INPUT:

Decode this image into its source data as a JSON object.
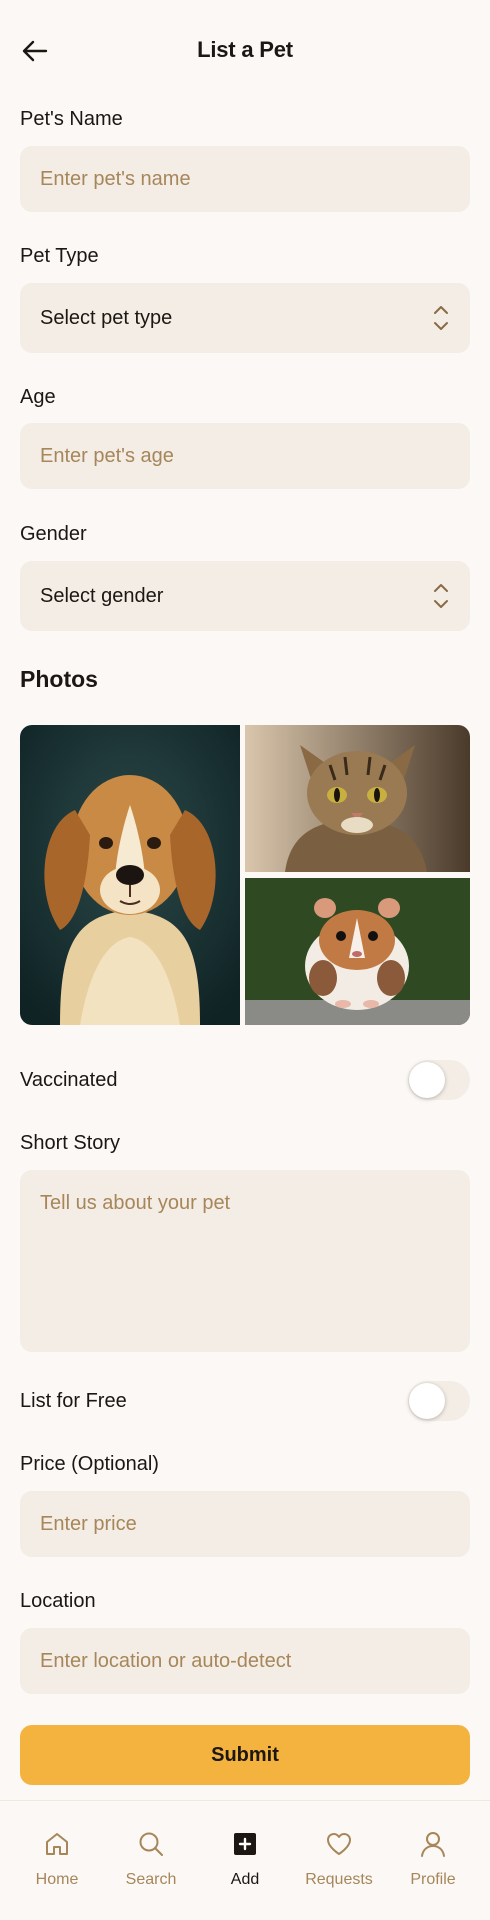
{
  "header": {
    "title": "List a Pet",
    "back_icon": "arrow-left-icon"
  },
  "form": {
    "name": {
      "label": "Pet's Name",
      "placeholder": "Enter pet's name"
    },
    "type": {
      "label": "Pet Type",
      "value": "Select pet type"
    },
    "age": {
      "label": "Age",
      "placeholder": "Enter pet's age"
    },
    "gender": {
      "label": "Gender",
      "value": "Select gender"
    },
    "photos": {
      "title": "Photos"
    },
    "vaccinated": {
      "label": "Vaccinated",
      "on": false
    },
    "story": {
      "label": "Short Story",
      "placeholder": "Tell us about your pet"
    },
    "free": {
      "label": "List for Free",
      "on": false
    },
    "price": {
      "label": "Price (Optional)",
      "placeholder": "Enter price"
    },
    "location": {
      "label": "Location",
      "placeholder": "Enter location or auto-detect"
    },
    "submit_label": "Submit"
  },
  "nav": {
    "items": [
      {
        "label": "Home",
        "icon": "home-icon"
      },
      {
        "label": "Search",
        "icon": "search-icon"
      },
      {
        "label": "Add",
        "icon": "plus-square-icon",
        "active": true
      },
      {
        "label": "Requests",
        "icon": "heart-icon"
      },
      {
        "label": "Profile",
        "icon": "user-icon"
      }
    ]
  },
  "colors": {
    "accent": "#f4b33f",
    "field_bg": "#f3ede5",
    "placeholder": "#a7865a",
    "background": "#fbf8f5"
  }
}
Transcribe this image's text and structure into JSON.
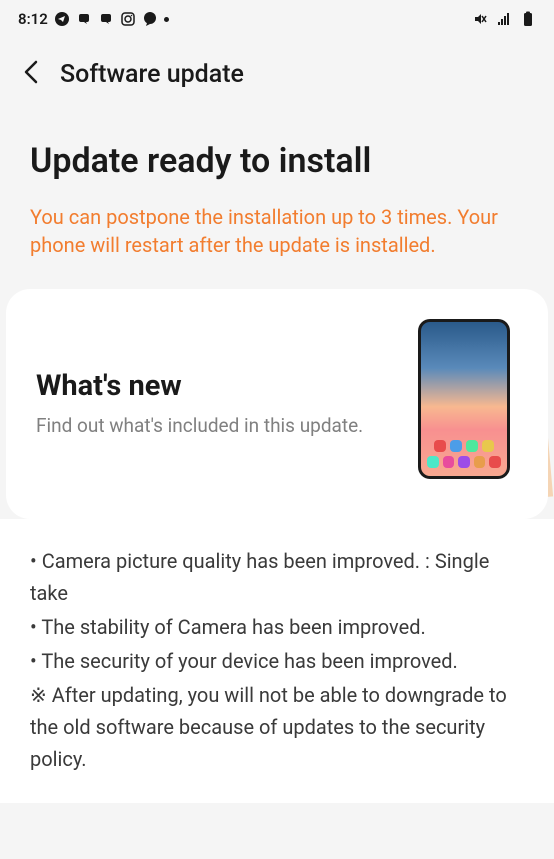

SHORT PROBLEM: Determine how many lines include the string "into". Give no answer but the number.

TASK OUTPUT: 2